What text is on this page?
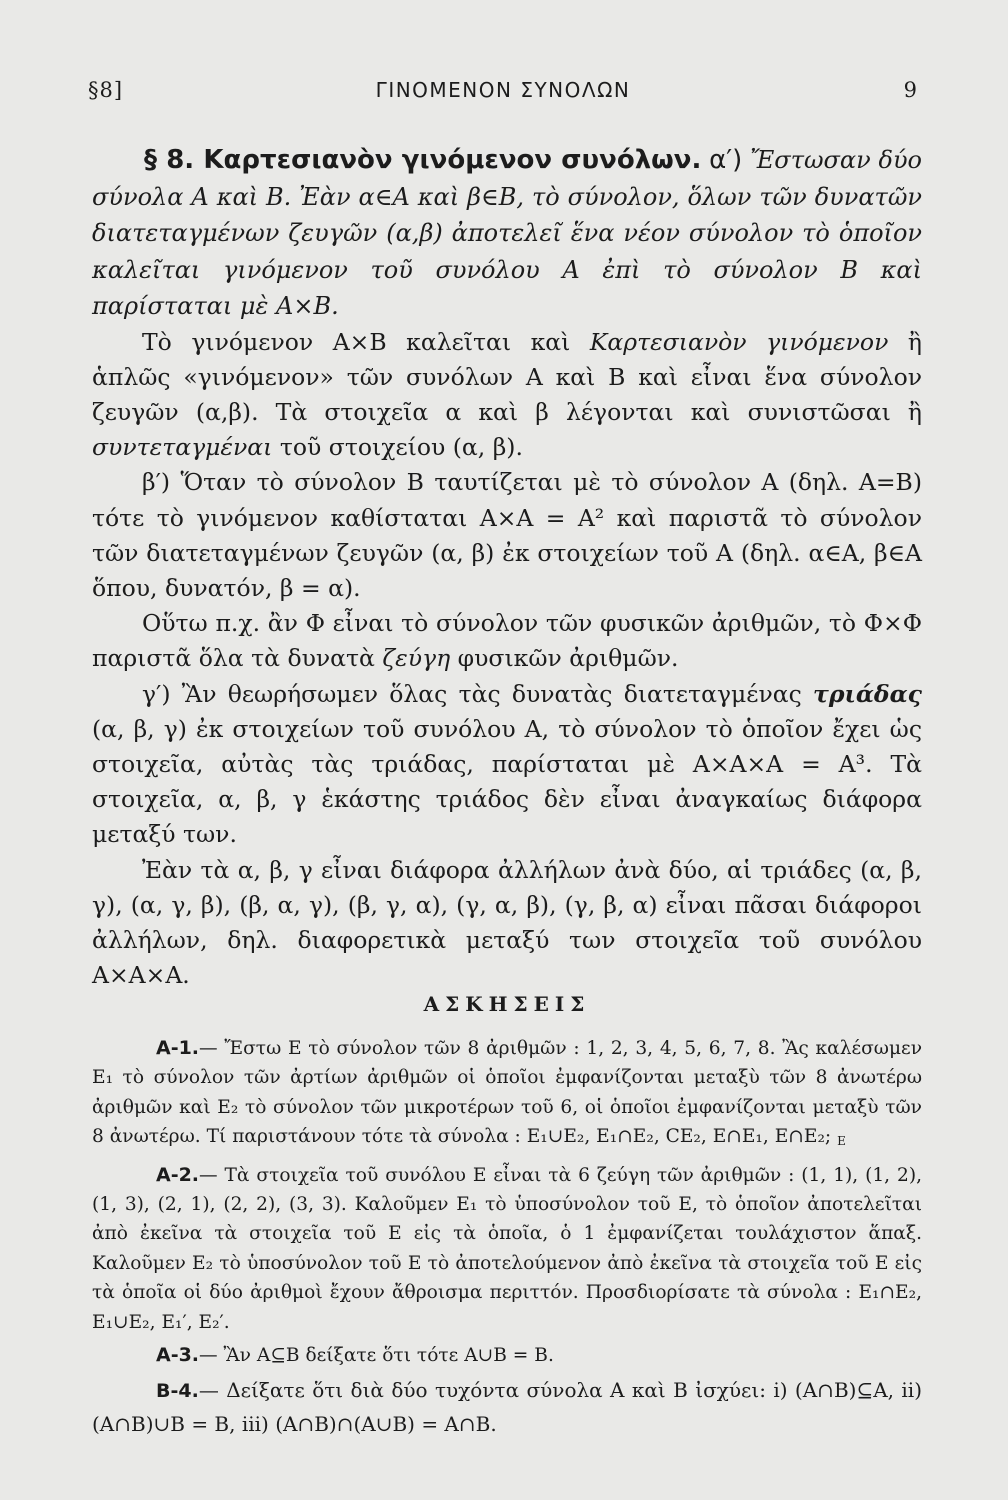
§8]	ΓΙΝΟΜΕΝΟΝ ΣΥΝΟΛΩΝ	9

§ 8. Καρτεσιανὸν γινόμενον συνόλων. α′) Ἔστωσαν δύο σύνολα Α καὶ Β. Ἐὰν α∈Α καὶ β∈Β, τὸ σύνολον, ὅλων τῶν δυνατῶν διατεταγμένων ζευγῶν (α,β) ἀποτελεῖ ἕνα νέον σύνολον τὸ ὁποῖον καλεῖται γινόμενον τοῦ συνόλου Α ἐπὶ τὸ σύνολον Β καὶ παρίσταται μὲ Α×Β.

Τὸ γινόμενον Α×Β καλεῖται καὶ Καρτεσιανὸν γινόμενον ἢ ἁπλῶς «γινόμενον» τῶν συνόλων Α καὶ Β καὶ εἶναι ἕνα σύνολον ζευγῶν (α,β). Τὰ στοιχεῖα α καὶ β λέγονται καὶ συνιστῶσαι ἢ συντεταγμέναι τοῦ στοιχείου (α, β).

β′) Ὅταν τὸ σύνολον Β ταυτίζεται μὲ τὸ σύνολον Α (δηλ. Α=Β) τότε τὸ γινόμενον καθίσταται Α×Α = Α² καὶ παριστᾶ τὸ σύνολον τῶν διατεταγμένων ζευγῶν (α, β) ἐκ στοιχείων τοῦ Α (δηλ. α∈Α, β∈Α ὅπου, δυνατόν, β = α).

Οὕτω π.χ. ἂν Φ εἶναι τὸ σύνολον τῶν φυσικῶν ἀριθμῶν, τὸ Φ×Φ παριστᾶ ὅλα τὰ δυνατὰ ζεύγη φυσικῶν ἀριθμῶν.

γ′) Ἂν θεωρήσωμεν ὅλας τὰς δυνατὰς διατεταγμένας τριάδας (α, β, γ) ἐκ στοιχείων τοῦ συνόλου Α, τὸ σύνολον τὸ ὁποῖον ἔχει ὡς στοιχεῖα, αὐτὰς τὰς τριάδας, παρίσταται μὲ Α×Α×Α = Α³. Τὰ στοιχεῖα, α, β, γ ἑκάστης τριάδος δὲν εἶναι ἀναγκαίως διάφορα μεταξύ των.

Ἐὰν τὰ α, β, γ εἶναι διάφορα ἀλλήλων ἀνὰ δύο, αἱ τριάδες (α, β, γ), (α, γ, β), (β, α, γ), (β, γ, α), (γ, α, β), (γ, β, α) εἶναι πᾶσαι διάφοροι ἀλλήλων, δηλ. διαφορετικὰ μεταξύ των στοιχεῖα τοῦ συνόλου Α×Α×Α.

ΑΣΚΗΣΕΙΣ

Α-1.— Ἔστω Ε τὸ σύνολον τῶν 8 ἀριθμῶν : 1, 2, 3, 4, 5, 6, 7, 8. Ἂς καλέσωμεν Ε₁ τὸ σύνολον τῶν ἀρτίων ἀριθμῶν οἱ ὁποῖοι ἐμφανίζονται μεταξὺ τῶν 8 ἀνωτέρω ἀριθμῶν καὶ Ε₂ τὸ σύνολον τῶν μικροτέρων τοῦ 6, οἱ ὁποῖοι ἐμφανίζονται μεταξὺ τῶν 8 ἀνωτέρω. Τί παριστάνουν τότε τὰ σύνολα : Ε₁∪Ε₂, Ε₁∩Ε₂, CΕ₂, Ε∩Ε₁, Ε∩Ε₂; $_E$

Α-2.— Τὰ στοιχεῖα τοῦ συνόλου Ε εἶναι τὰ 6 ζεύγη τῶν ἀριθμῶν : (1, 1), (1, 2), (1, 3), (2, 1), (2, 2), (3, 3). Καλοῦμεν Ε₁ τὸ ὑποσύνολον τοῦ Ε, τὸ ὁποῖον ἀποτελεῖται ἀπὸ ἐκεῖνα τὰ στοιχεῖα τοῦ Ε εἰς τὰ ὁποῖα, ὁ 1 ἐμφανίζεται τουλάχιστον ἅπαξ. Καλοῦμεν Ε₂ τὸ ὑποσύνολον τοῦ Ε τὸ ἀποτελούμενον ἀπὸ ἐκεῖνα τὰ στοιχεῖα τοῦ Ε εἰς τὰ ὁποῖα οἱ δύο ἀριθμοὶ ἔχουν ἄθροισμα περιττόν. Προσδιορίσατε τὰ σύνολα : Ε₁∩Ε₂, Ε₁∪Ε₂, Ε₁′, Ε₂′.

Α-3.— Ἂν Α⊆Β δείξατε ὅτι τότε Α∪Β = Β.

Β-4.— Δείξατε ὅτι διὰ δύο τυχόντα σύνολα Α καὶ Β ἰσχύει: i) (Α∩Β)⊆Α, ii) (Α∩Β)∪Β = Β, iii) (Α∩Β)∩(Α∪Β) = Α∩Β.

+===+

» **TASK**: Check all the records above and select each line where the string "συνόλου" is found.

» **FINAL RESULT**:
§ 8. Καρτεσιανὸν γινόμενον συνόλων. α′) Ἔστωσαν δύο σύνολα Α καὶ Β. Ἐὰν α∈Α καὶ β∈Β, τὸ σύνολον, ὅλων τῶν δυνατῶν διατεταγμένων ζευγῶν (α,β) ἀποτελεῖ ἕνα νέον σύνολον τὸ ὁποῖον καλεῖται γινόμενον τοῦ συνόλου Α ἐπὶ τὸ σύνολον Β καὶ παρίσταται μὲ Α×Β.
γ′) Ἂν θεωρήσωμεν ὅλας τὰς δυνατὰς διατεταγμένας τριάδας (α, β, γ) ἐκ στοιχείων τοῦ συνόλου Α, τὸ σύνολον τὸ ὁποῖον ἔχει ὡς στοιχεῖα, αὐτὰς τὰς τριάδας, παρίσταται μὲ Α×Α×Α = Α³. Τὰ στοιχεῖα, α, β, γ ἑκάστης τριάδος δὲν εἶναι ἀναγκαίως διάφορα μεταξύ των.
Ἐὰν τὰ α, β, γ εἶναι διάφορα ἀλλήλων ἀνὰ δύο, αἱ τριάδες (α, β, γ), (α, γ, β), (β, α, γ), (β, γ, α), (γ, α, β), (γ, β, α) εἶναι πᾶσαι διάφοροι ἀλλήλων, δηλ. διαφορετικὰ μεταξύ των στοιχεῖα τοῦ συνόλου Α×Α×Α.
Α-2.— Τὰ στοιχεῖα τοῦ συνόλου Ε εἶναι τὰ 6 ζεύγη τῶν ἀριθμῶν : (1, 1), (1, 2), (1, 3), (2, 1), (2, 2), (3, 3). Καλοῦμεν Ε₁ τὸ ὑποσύνολον τοῦ Ε, τὸ ὁποῖον ἀποτελεῖται ἀπὸ ἐκεῖνα τὰ στοιχεῖα τοῦ Ε εἰς τὰ ὁποῖα, ὁ 1 ἐμφανίζεται τουλάχιστον ἅπαξ. Καλοῦμεν Ε₂ τὸ ὑποσύνολον τοῦ Ε τὸ ἀποτελούμενον ἀπὸ ἐκεῖνα τὰ στοιχεῖα τοῦ Ε εἰς τὰ ὁποῖα οἱ δύο ἀριθμοὶ ἔχουν ἄθροισμα περιττόν. Προσδιορίσατε τὰ σύνολα : Ε₁∩Ε₂, Ε₁∪Ε₂, Ε₁′, Ε₂′.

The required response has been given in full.